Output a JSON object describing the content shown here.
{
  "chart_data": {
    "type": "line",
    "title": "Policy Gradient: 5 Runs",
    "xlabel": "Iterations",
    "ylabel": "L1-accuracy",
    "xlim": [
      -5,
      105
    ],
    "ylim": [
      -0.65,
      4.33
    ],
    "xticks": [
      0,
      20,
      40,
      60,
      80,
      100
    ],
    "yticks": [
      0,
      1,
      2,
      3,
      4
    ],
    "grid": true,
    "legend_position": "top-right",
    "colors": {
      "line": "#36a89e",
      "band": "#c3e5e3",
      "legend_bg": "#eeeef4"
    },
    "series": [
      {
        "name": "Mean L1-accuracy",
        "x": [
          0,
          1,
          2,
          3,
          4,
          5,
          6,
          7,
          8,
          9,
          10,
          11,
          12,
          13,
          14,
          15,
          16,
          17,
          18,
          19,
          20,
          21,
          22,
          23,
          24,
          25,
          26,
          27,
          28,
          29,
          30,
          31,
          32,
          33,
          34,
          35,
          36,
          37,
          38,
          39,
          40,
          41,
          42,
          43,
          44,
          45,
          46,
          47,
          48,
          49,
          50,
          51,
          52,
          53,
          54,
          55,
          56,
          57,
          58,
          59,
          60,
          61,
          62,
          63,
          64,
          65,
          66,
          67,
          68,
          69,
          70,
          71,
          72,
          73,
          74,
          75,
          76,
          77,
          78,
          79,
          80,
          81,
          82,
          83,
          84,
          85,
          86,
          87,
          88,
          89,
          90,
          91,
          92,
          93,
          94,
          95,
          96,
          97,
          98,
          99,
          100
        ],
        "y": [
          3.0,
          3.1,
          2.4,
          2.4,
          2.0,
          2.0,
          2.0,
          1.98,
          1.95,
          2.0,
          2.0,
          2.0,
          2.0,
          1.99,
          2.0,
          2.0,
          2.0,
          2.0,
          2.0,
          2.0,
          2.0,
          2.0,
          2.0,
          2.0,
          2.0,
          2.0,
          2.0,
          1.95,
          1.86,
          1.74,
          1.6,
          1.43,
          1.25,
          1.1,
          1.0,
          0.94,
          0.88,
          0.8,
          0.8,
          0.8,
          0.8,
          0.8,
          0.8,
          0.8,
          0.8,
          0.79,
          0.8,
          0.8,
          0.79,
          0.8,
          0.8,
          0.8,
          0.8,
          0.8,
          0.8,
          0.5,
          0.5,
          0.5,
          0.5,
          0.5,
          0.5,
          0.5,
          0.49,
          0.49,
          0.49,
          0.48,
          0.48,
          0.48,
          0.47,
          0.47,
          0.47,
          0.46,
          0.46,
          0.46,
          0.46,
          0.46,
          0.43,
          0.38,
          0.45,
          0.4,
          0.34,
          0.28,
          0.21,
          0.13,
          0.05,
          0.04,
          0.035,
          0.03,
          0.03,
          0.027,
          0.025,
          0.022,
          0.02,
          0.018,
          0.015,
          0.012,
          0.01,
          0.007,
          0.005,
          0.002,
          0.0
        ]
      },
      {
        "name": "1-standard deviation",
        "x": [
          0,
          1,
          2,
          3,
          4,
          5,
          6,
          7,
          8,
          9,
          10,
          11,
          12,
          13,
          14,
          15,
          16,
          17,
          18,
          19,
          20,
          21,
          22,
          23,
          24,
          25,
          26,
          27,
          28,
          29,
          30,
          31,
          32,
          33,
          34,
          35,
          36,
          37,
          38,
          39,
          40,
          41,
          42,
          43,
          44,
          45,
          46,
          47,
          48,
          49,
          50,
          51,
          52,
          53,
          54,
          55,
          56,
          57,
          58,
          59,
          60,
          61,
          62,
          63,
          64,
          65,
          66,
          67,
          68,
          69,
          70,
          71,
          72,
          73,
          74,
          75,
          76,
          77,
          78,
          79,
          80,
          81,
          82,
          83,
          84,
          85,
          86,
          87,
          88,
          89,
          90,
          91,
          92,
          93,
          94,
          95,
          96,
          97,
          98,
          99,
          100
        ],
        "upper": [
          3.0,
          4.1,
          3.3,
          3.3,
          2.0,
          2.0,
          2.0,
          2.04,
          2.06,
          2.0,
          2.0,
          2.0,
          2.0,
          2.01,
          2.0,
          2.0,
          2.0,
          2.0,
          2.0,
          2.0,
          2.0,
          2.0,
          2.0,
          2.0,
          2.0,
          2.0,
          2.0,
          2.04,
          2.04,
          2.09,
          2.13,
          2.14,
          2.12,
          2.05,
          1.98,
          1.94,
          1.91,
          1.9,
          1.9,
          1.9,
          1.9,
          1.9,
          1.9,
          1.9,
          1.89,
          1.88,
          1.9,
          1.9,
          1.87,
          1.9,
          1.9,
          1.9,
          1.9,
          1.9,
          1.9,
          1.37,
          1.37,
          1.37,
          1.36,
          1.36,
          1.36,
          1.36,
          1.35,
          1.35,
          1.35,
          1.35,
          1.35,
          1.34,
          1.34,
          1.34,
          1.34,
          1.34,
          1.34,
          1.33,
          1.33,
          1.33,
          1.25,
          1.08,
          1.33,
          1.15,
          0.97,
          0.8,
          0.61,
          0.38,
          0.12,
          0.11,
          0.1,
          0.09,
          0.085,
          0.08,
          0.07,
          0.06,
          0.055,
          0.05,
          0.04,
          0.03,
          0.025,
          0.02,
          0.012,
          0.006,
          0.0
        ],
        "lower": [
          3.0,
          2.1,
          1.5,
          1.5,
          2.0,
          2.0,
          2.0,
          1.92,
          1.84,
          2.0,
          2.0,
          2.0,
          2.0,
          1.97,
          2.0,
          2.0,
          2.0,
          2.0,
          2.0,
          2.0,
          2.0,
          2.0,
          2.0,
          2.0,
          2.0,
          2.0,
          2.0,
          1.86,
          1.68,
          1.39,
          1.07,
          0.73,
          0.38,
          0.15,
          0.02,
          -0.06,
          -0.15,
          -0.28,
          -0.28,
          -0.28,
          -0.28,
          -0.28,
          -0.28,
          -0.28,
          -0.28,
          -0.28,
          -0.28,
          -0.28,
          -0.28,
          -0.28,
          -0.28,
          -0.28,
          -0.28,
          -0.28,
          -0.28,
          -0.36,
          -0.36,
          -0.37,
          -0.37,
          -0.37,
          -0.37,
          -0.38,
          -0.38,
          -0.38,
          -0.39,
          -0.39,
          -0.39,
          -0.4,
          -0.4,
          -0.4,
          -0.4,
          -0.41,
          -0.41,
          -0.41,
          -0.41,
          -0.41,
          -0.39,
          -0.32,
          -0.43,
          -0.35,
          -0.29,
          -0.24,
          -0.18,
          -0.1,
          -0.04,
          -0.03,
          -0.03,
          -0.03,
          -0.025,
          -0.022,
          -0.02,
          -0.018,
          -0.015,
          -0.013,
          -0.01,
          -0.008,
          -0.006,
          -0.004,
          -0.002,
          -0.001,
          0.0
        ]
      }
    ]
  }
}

........

Take each line of the material that contains the word "accuracy" and list it.

■ **RESULT OF THIS EXERCISE**:
    "ylabel": "L1-accuracy",
        "name": "Mean L1-accuracy",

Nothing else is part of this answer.